§ **Work to be completed**
Go through the data below and copy it exactly, skipping every picture.
— Start Extracted information —
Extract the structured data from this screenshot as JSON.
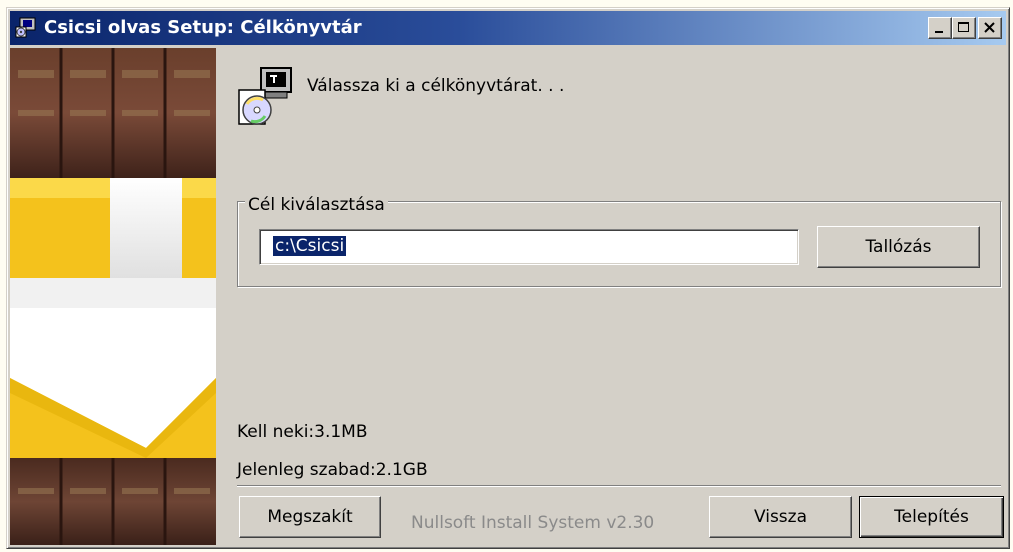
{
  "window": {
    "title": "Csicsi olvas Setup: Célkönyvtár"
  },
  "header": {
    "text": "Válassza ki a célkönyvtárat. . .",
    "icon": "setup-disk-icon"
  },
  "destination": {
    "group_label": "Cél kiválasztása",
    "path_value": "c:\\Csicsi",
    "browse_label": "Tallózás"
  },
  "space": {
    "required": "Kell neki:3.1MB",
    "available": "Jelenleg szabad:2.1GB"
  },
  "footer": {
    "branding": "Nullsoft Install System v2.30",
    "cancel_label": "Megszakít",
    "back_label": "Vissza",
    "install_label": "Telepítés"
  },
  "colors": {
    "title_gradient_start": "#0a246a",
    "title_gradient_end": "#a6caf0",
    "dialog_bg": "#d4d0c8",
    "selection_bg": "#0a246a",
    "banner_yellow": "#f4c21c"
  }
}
— End Extracted information —
§ **Solution for this exercise**
Extract the structured data from this screenshot as JSON.
{
  "window": {
    "title": "Csicsi olvas Setup: Célkönyvtár"
  },
  "header": {
    "text": "Válassza ki a célkönyvtárat. . .",
    "icon": "setup-disk-icon"
  },
  "destination": {
    "group_label": "Cél kiválasztása",
    "path_value": "c:\\Csicsi",
    "browse_label": "Tallózás"
  },
  "space": {
    "required": "Kell neki:3.1MB",
    "available": "Jelenleg szabad:2.1GB"
  },
  "footer": {
    "branding": "Nullsoft Install System v2.30",
    "cancel_label": "Megszakít",
    "back_label": "Vissza",
    "install_label": "Telepítés"
  },
  "colors": {
    "title_gradient_start": "#0a246a",
    "title_gradient_end": "#a6caf0",
    "dialog_bg": "#d4d0c8",
    "selection_bg": "#0a246a",
    "banner_yellow": "#f4c21c"
  }
}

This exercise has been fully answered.